Entries from a visual dataset:
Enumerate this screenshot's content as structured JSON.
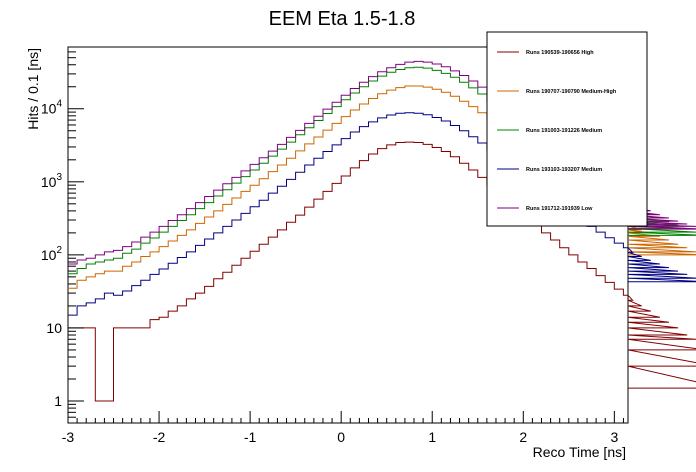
{
  "chart_data": {
    "type": "line",
    "title": "EEM Eta 1.5-1.8",
    "xlabel": "Reco Time [ns]",
    "ylabel": "Hits / 0.1 [ns]",
    "xlim": [
      -3,
      3.15
    ],
    "ylim": [
      0.5,
      70000
    ],
    "yscale": "log",
    "grid": false,
    "legend_position": "top-right",
    "x_ticks": [
      {
        "value": -3,
        "label": "-3"
      },
      {
        "value": -2,
        "label": "-2"
      },
      {
        "value": -1,
        "label": "-1"
      },
      {
        "value": 0,
        "label": "0"
      },
      {
        "value": 1,
        "label": "1"
      },
      {
        "value": 2,
        "label": "2"
      },
      {
        "value": 3,
        "label": "3"
      }
    ],
    "y_ticks": [
      {
        "value": 1,
        "base": "1",
        "exp": ""
      },
      {
        "value": 10,
        "base": "10",
        "exp": ""
      },
      {
        "value": 100,
        "base": "10",
        "exp": "2"
      },
      {
        "value": 1000,
        "base": "10",
        "exp": "3"
      },
      {
        "value": 10000,
        "base": "10",
        "exp": "4"
      }
    ],
    "bin_width": 0.1,
    "x_start": -3.0,
    "series": [
      {
        "name": "Runs 190539-190656 High",
        "color": "#800000",
        "values": [
          10,
          10,
          10,
          1,
          1,
          10,
          10,
          10,
          10,
          13,
          14,
          17,
          20,
          25,
          30,
          37,
          47,
          58,
          72,
          90,
          112,
          140,
          175,
          220,
          280,
          350,
          450,
          580,
          740,
          950,
          1200,
          1550,
          1950,
          2400,
          2850,
          3200,
          3450,
          3500,
          3450,
          3250,
          2950,
          2600,
          2200,
          1800,
          1450,
          1150,
          900,
          700,
          540,
          420,
          330,
          260,
          200,
          160,
          125,
          100,
          80,
          65,
          52,
          42,
          34,
          28,
          24,
          20,
          17,
          14,
          12,
          10,
          8,
          7,
          5,
          3,
          1.5
        ]
      },
      {
        "name": "Runs 190707-190790 Medium-High",
        "color": "#CC6600",
        "values": [
          35,
          45,
          50,
          55,
          60,
          60,
          70,
          80,
          95,
          110,
          130,
          155,
          185,
          220,
          270,
          330,
          400,
          490,
          600,
          740,
          900,
          1100,
          1380,
          1700,
          2100,
          2650,
          3300,
          4100,
          5100,
          6300,
          7800,
          9600,
          11600,
          13800,
          16000,
          18000,
          19500,
          20500,
          20500,
          19800,
          18500,
          16800,
          14800,
          12700,
          10700,
          8800,
          7100,
          5650,
          4450,
          3500,
          2750,
          2150,
          1700,
          1350,
          1080,
          870,
          710,
          580,
          480,
          400,
          340,
          290,
          250,
          220,
          200,
          180,
          160,
          140,
          125,
          110,
          100
        ]
      },
      {
        "name": "Runs 191003-191226 Medium",
        "color": "#008000",
        "values": [
          55,
          65,
          75,
          80,
          85,
          90,
          105,
          120,
          145,
          170,
          205,
          245,
          295,
          355,
          430,
          520,
          640,
          780,
          960,
          1180,
          1450,
          1800,
          2250,
          2800,
          3500,
          4400,
          5500,
          6900,
          8600,
          10700,
          13300,
          16400,
          20000,
          24000,
          28000,
          31500,
          34500,
          36500,
          37000,
          36000,
          33500,
          30500,
          27000,
          23000,
          19300,
          15900,
          12800,
          10200,
          8000,
          6250,
          4900,
          3850,
          3050,
          2420,
          1950,
          1580,
          1290,
          1060,
          880,
          740,
          630,
          540,
          470,
          410,
          360,
          320,
          285,
          255,
          230,
          205,
          185
        ]
      },
      {
        "name": "Runs 193103-193207 Medium",
        "color": "#000080",
        "values": [
          15,
          20,
          22,
          25,
          30,
          28,
          32,
          38,
          45,
          54,
          64,
          77,
          92,
          110,
          135,
          165,
          200,
          245,
          300,
          370,
          455,
          560,
          700,
          870,
          1080,
          1350,
          1700,
          2100,
          2600,
          3200,
          3900,
          4800,
          5700,
          6600,
          7500,
          8200,
          8700,
          8800,
          8700,
          8300,
          7600,
          6800,
          5900,
          5000,
          4150,
          3400,
          2750,
          2200,
          1750,
          1380,
          1090,
          860,
          690,
          550,
          445,
          360,
          295,
          245,
          205,
          172,
          145,
          125,
          108,
          95,
          84,
          75,
          67,
          60,
          54,
          48,
          43
        ]
      },
      {
        "name": "Runs 191712-191939 Low",
        "color": "#800080",
        "values": [
          75,
          85,
          90,
          100,
          110,
          115,
          130,
          150,
          175,
          205,
          245,
          295,
          355,
          430,
          520,
          630,
          770,
          940,
          1150,
          1410,
          1730,
          2130,
          2630,
          3250,
          4050,
          5050,
          6300,
          7900,
          9900,
          12300,
          15300,
          18900,
          23000,
          27500,
          32000,
          36500,
          40500,
          43500,
          44500,
          43500,
          41000,
          37500,
          33000,
          28500,
          24000,
          19800,
          16000,
          12800,
          10100,
          7900,
          6150,
          4800,
          3750,
          2950,
          2330,
          1860,
          1500,
          1220,
          1000,
          830,
          700,
          600,
          520,
          455,
          400,
          355,
          320,
          290,
          265,
          245,
          225
        ]
      }
    ]
  }
}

Directive
Copy down every line of the material above that includes the string "name".

Exercise answer
        "name": "Runs 190539-190656 High",
        "name": "Runs 190707-190790 Medium-High",
        "name": "Runs 191003-191226 Medium",
        "name": "Runs 193103-193207 Medium",
        "name": "Runs 191712-191939 Low",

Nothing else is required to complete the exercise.